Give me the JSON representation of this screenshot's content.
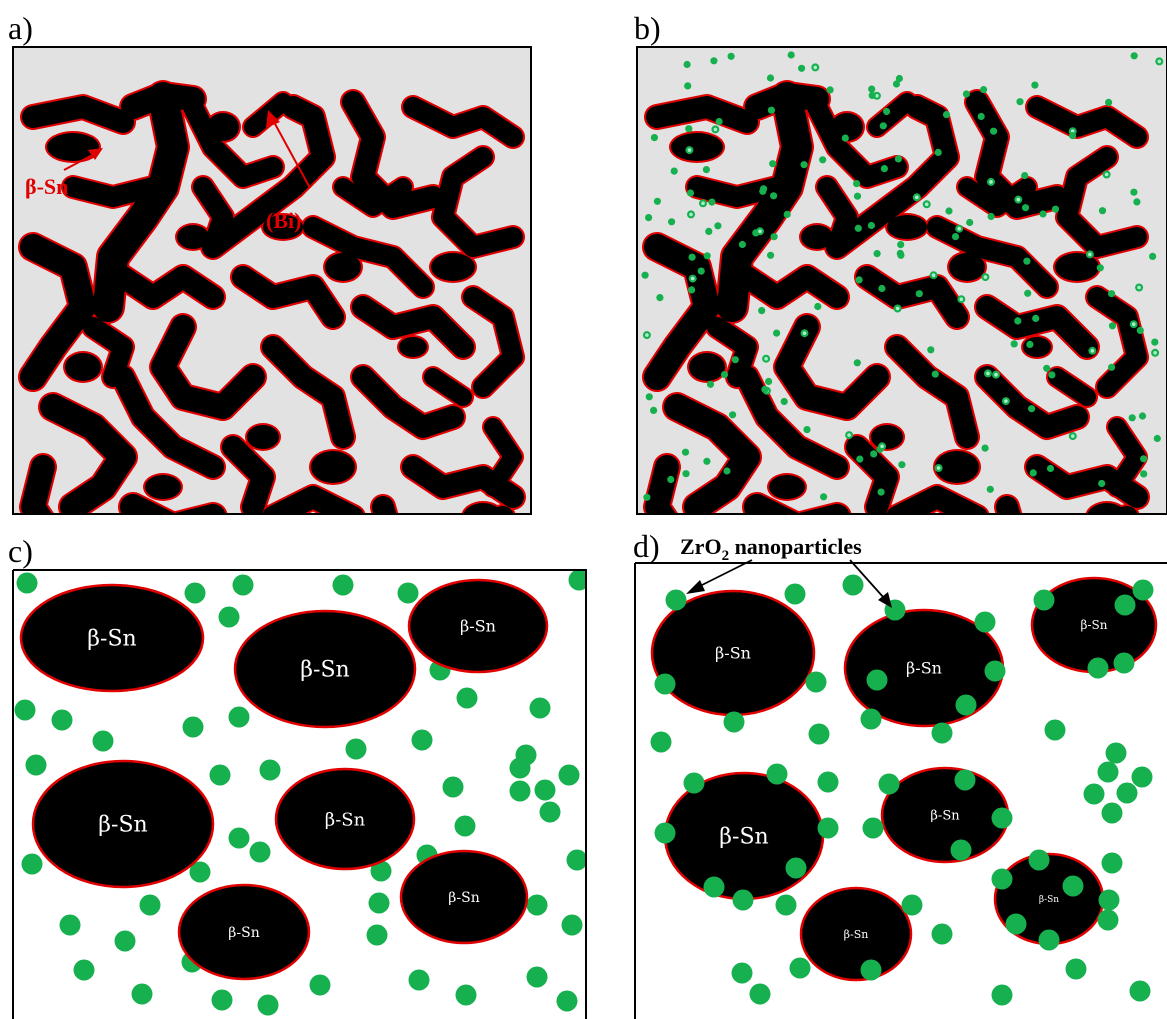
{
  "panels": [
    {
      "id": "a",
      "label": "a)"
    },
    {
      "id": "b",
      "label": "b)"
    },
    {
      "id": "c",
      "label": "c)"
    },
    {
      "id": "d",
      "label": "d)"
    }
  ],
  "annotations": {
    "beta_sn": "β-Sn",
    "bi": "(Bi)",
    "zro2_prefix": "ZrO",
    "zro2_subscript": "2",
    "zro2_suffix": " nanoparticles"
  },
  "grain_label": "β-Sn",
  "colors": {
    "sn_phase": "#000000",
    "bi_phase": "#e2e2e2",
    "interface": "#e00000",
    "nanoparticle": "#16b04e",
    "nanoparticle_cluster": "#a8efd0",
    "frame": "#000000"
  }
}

# [WHAT TO PRODUCE]
Transcribe every entry word for word, but skip the pictures.

# [EXERCISE SOLUTION]
Give me the JSON representation of this screenshot's content.
{
  "panels": [
    {
      "id": "a",
      "label": "a)"
    },
    {
      "id": "b",
      "label": "b)"
    },
    {
      "id": "c",
      "label": "c)"
    },
    {
      "id": "d",
      "label": "d)"
    }
  ],
  "annotations": {
    "beta_sn": "β-Sn",
    "bi": "(Bi)",
    "zro2_prefix": "ZrO",
    "zro2_subscript": "2",
    "zro2_suffix": " nanoparticles"
  },
  "grain_label": "β-Sn",
  "colors": {
    "sn_phase": "#000000",
    "bi_phase": "#e2e2e2",
    "interface": "#e00000",
    "nanoparticle": "#16b04e",
    "nanoparticle_cluster": "#a8efd0",
    "frame": "#000000"
  }
}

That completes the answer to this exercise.